* _Given instruction_
Locate each line holding the string "members" and copy it.

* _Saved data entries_
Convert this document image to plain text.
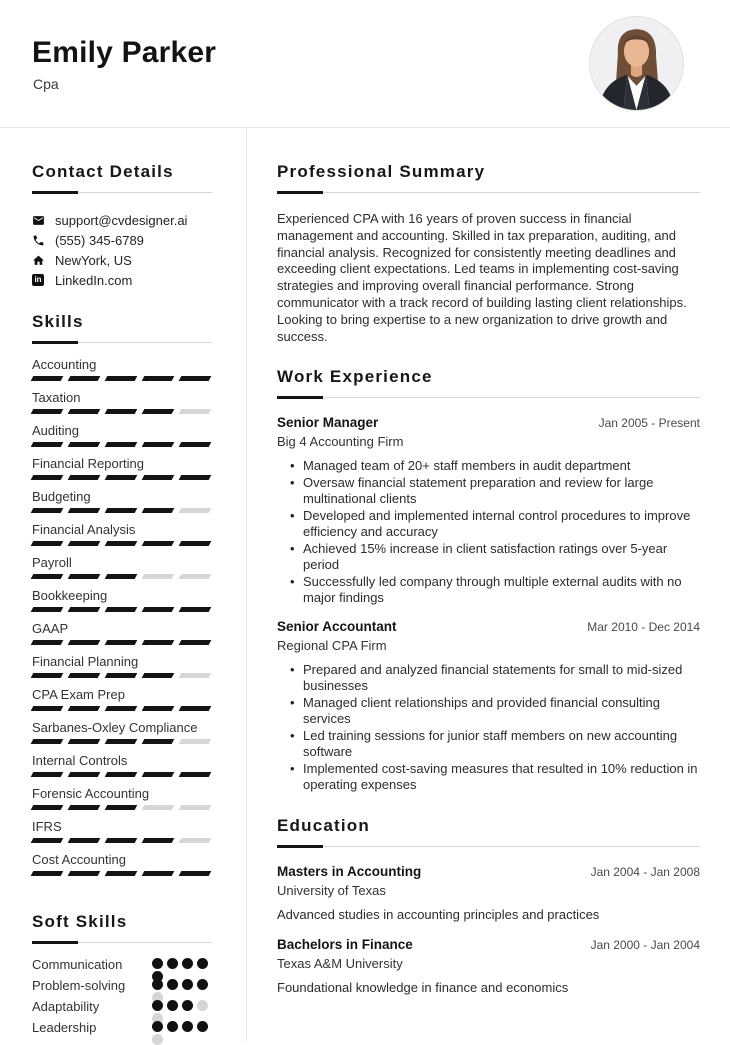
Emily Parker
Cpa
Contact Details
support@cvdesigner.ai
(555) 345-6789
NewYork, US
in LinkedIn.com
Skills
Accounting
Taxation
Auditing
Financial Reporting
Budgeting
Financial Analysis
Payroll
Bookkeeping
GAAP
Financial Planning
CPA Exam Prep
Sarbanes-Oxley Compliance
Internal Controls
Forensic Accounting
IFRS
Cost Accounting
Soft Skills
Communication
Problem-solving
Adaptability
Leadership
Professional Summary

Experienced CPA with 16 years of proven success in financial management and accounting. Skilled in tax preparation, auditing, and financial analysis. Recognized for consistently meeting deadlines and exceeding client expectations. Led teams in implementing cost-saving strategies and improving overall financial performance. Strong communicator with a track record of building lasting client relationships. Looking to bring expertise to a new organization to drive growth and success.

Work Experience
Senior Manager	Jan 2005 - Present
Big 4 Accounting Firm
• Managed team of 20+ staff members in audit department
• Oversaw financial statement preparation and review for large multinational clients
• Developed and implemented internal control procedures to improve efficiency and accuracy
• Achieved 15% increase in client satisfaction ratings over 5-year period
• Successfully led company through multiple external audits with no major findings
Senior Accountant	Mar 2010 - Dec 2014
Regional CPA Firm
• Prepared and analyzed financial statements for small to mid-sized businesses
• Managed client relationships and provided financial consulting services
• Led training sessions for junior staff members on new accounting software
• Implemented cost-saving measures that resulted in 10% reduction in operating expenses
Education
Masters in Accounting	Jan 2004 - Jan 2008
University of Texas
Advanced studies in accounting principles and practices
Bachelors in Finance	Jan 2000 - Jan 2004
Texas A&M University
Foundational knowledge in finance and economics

* _Output for this exercise_
• Managed team of 20+ staff members in audit department
• Led training sessions for junior staff members on new accounting software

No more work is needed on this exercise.